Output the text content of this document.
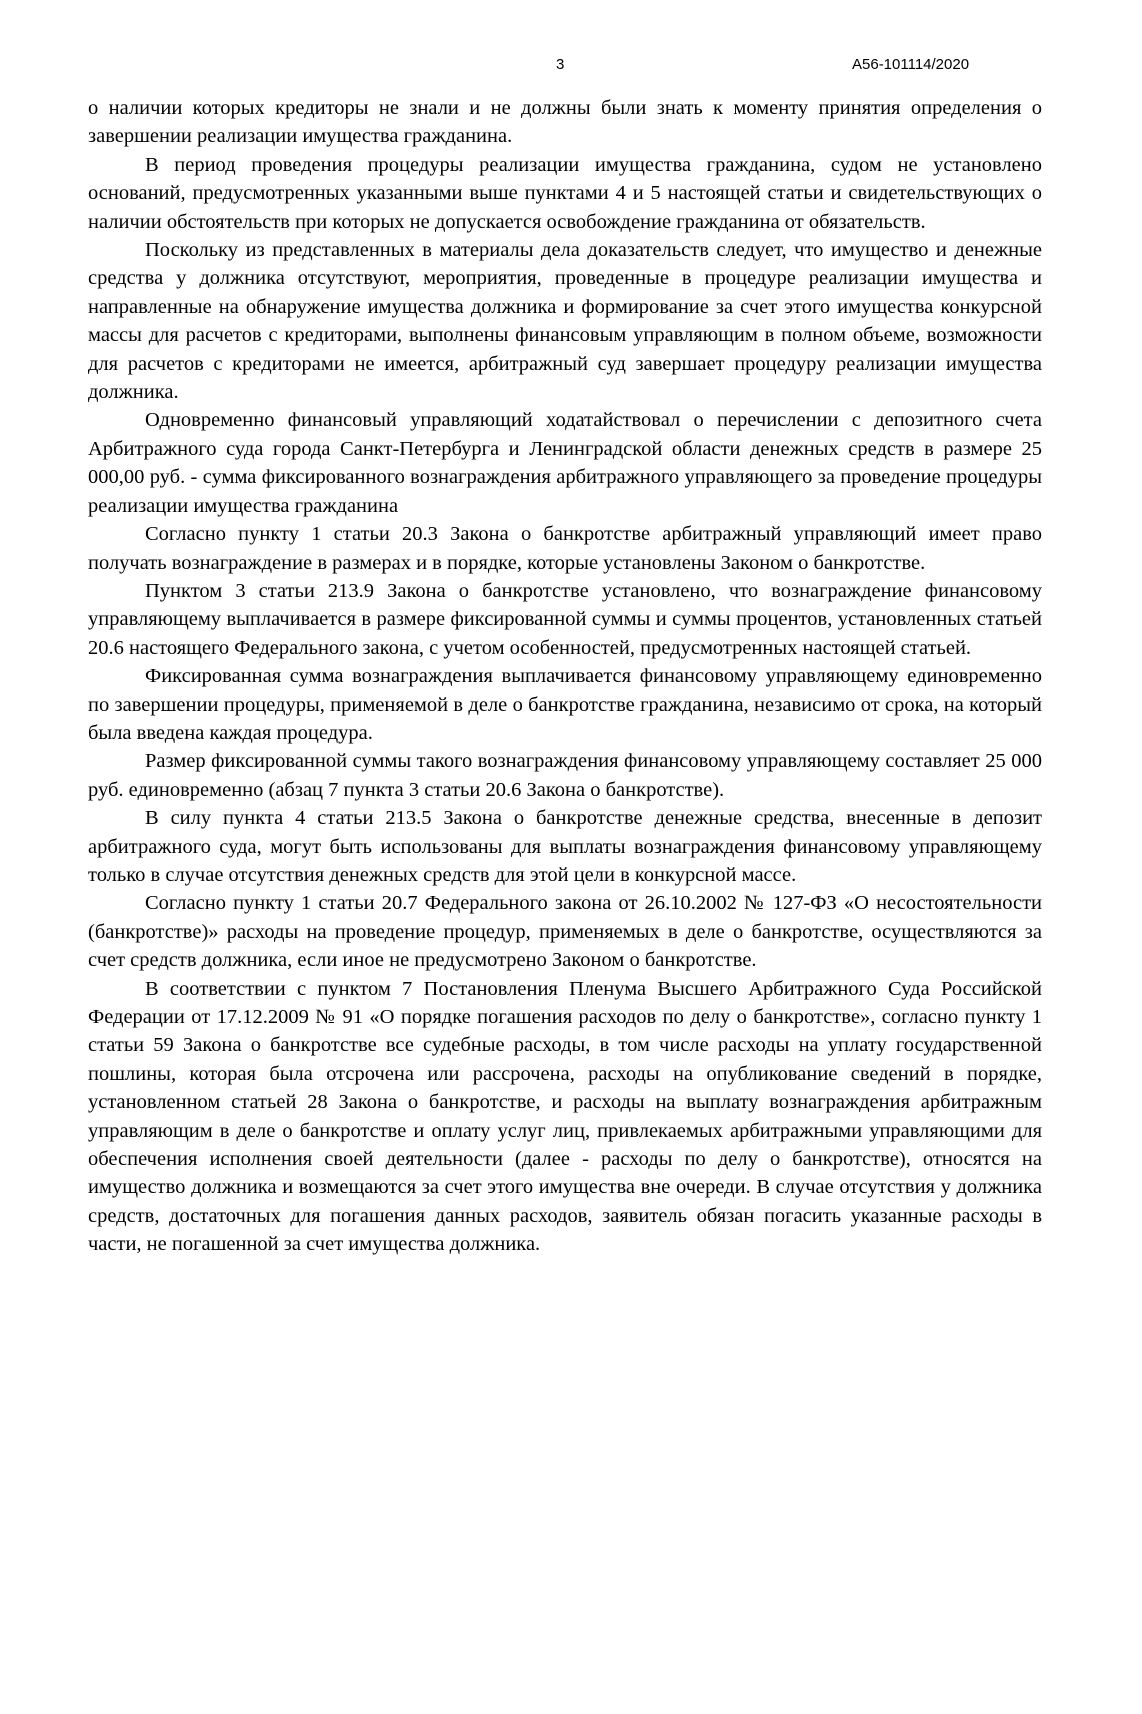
3	А56-101114/2020

о наличии которых кредиторы не знали и не должны были знать к моменту принятия определения о завершении реализации имущества гражданина.

В период проведения процедуры реализации имущества гражданина, судом не установлено оснований, предусмотренных указанными выше пунктами 4 и 5 настоящей статьи и свидетельствующих о наличии обстоятельств при которых не допускается освобождение гражданина от обязательств.

Поскольку из представленных в материалы дела доказательств следует, что имущество и денежные средства у должника отсутствуют, мероприятия, проведенные в процедуре реализации имущества и направленные на обнаружение имущества должника и формирование за счет этого имущества конкурсной массы для расчетов с кредиторами, выполнены финансовым управляющим в полном объеме, возможности для расчетов с кредиторами не имеется, арбитражный суд завершает процедуру реализации имущества должника.

Одновременно финансовый управляющий ходатайствовал о перечислении с депозитного счета Арбитражного суда города Санкт-Петербурга и Ленинградской области денежных средств в размере 25 000,00 руб. - сумма фиксированного вознаграждения арбитражного управляющего за проведение процедуры реализации имущества гражданина

Согласно пункту 1 статьи 20.3 Закона о банкротстве арбитражный управляющий имеет право получать вознаграждение в размерах и в порядке, которые установлены Законом о банкротстве.

Пунктом 3 статьи 213.9 Закона о банкротстве установлено, что вознаграждение финансовому управляющему выплачивается в размере фиксированной суммы и суммы процентов, установленных статьей 20.6 настоящего Федерального закона, с учетом особенностей, предусмотренных настоящей статьей.

Фиксированная сумма вознаграждения выплачивается финансовому управляющему единовременно по завершении процедуры, применяемой в деле о банкротстве гражданина, независимо от срока, на который была введена каждая процедура.

Размер фиксированной суммы такого вознаграждения финансовому управляющему составляет 25 000 руб. единовременно (абзац 7 пункта 3 статьи 20.6 Закона о банкротстве).

В силу пункта 4 статьи 213.5 Закона о банкротстве денежные средства, внесенные в депозит арбитражного суда, могут быть использованы для выплаты вознаграждения финансовому управляющему только в случае отсутствия денежных средств для этой цели в конкурсной массе.

Согласно пункту 1 статьи 20.7 Федерального закона от 26.10.2002 № 127-ФЗ «О несостоятельности (банкротстве)» расходы на проведение процедур, применяемых в деле о банкротстве, осуществляются за счет средств должника, если иное не предусмотрено Законом о банкротстве.

В соответствии с пунктом 7 Постановления Пленума Высшего Арбитражного Суда Российской Федерации от 17.12.2009 № 91 «О порядке погашения расходов по делу о банкротстве», согласно пункту 1 статьи 59 Закона о банкротстве все судебные расходы, в том числе расходы на уплату государственной пошлины, которая была отсрочена или рассрочена, расходы на опубликование сведений в порядке, установленном статьей 28 Закона о банкротстве, и расходы на выплату вознаграждения арбитражным управляющим в деле о банкротстве и оплату услуг лиц, привлекаемых арбитражными управляющими для обеспечения исполнения своей деятельности (далее - расходы по делу о банкротстве), относятся на имущество должника и возмещаются за счет этого имущества вне очереди. В случае отсутствия у должника средств, достаточных для погашения данных расходов, заявитель обязан погасить указанные расходы в части, не погашенной за счет имущества должника.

* * *

## WHAT IS ASKED:
Copy each line above precisely, dropping the pictures.

## ANSWER TO THIS EXERCISE:
Output the text content of this document.
3	А56-101114/2020

о наличии которых кредиторы не знали и не должны были знать к моменту принятия определения о завершении реализации имущества гражданина.

В период проведения процедуры реализации имущества гражданина, судом не установлено оснований, предусмотренных указанными выше пунктами 4 и 5 настоящей статьи и свидетельствующих о наличии обстоятельств при которых не допускается освобождение гражданина от обязательств.

Поскольку из представленных в материалы дела доказательств следует, что имущество и денежные средства у должника отсутствуют, мероприятия, проведенные в процедуре реализации имущества и направленные на обнаружение имущества должника и формирование за счет этого имущества конкурсной массы для расчетов с кредиторами, выполнены финансовым управляющим в полном объеме, возможности для расчетов с кредиторами не имеется, арбитражный суд завершает процедуру реализации имущества должника.

Одновременно финансовый управляющий ходатайствовал о перечислении с депозитного счета Арбитражного суда города Санкт-Петербурга и Ленинградской области денежных средств в размере 25 000,00 руб. - сумма фиксированного вознаграждения арбитражного управляющего за проведение процедуры реализации имущества гражданина

Согласно пункту 1 статьи 20.3 Закона о банкротстве арбитражный управляющий имеет право получать вознаграждение в размерах и в порядке, которые установлены Законом о банкротстве.

Пунктом 3 статьи 213.9 Закона о банкротстве установлено, что вознаграждение финансовому управляющему выплачивается в размере фиксированной суммы и суммы процентов, установленных статьей 20.6 настоящего Федерального закона, с учетом особенностей, предусмотренных настоящей статьей.

Фиксированная сумма вознаграждения выплачивается финансовому управляющему единовременно по завершении процедуры, применяемой в деле о банкротстве гражданина, независимо от срока, на который была введена каждая процедура.

Размер фиксированной суммы такого вознаграждения финансовому управляющему составляет 25 000 руб. единовременно (абзац 7 пункта 3 статьи 20.6 Закона о банкротстве).

В силу пункта 4 статьи 213.5 Закона о банкротстве денежные средства, внесенные в депозит арбитражного суда, могут быть использованы для выплаты вознаграждения финансовому управляющему только в случае отсутствия денежных средств для этой цели в конкурсной массе.

Согласно пункту 1 статьи 20.7 Федерального закона от 26.10.2002 № 127-ФЗ «О несостоятельности (банкротстве)» расходы на проведение процедур, применяемых в деле о банкротстве, осуществляются за счет средств должника, если иное не предусмотрено Законом о банкротстве.

В соответствии с пунктом 7 Постановления Пленума Высшего Арбитражного Суда Российской Федерации от 17.12.2009 № 91 «О порядке погашения расходов по делу о банкротстве», согласно пункту 1 статьи 59 Закона о банкротстве все судебные расходы, в том числе расходы на уплату государственной пошлины, которая была отсрочена или рассрочена, расходы на опубликование сведений в порядке, установленном статьей 28 Закона о банкротстве, и расходы на выплату вознаграждения арбитражным управляющим в деле о банкротстве и оплату услуг лиц, привлекаемых арбитражными управляющими для обеспечения исполнения своей деятельности (далее - расходы по делу о банкротстве), относятся на имущество должника и возмещаются за счет этого имущества вне очереди. В случае отсутствия у должника средств, достаточных для погашения данных расходов, заявитель обязан погасить указанные расходы в части, не погашенной за счет имущества должника.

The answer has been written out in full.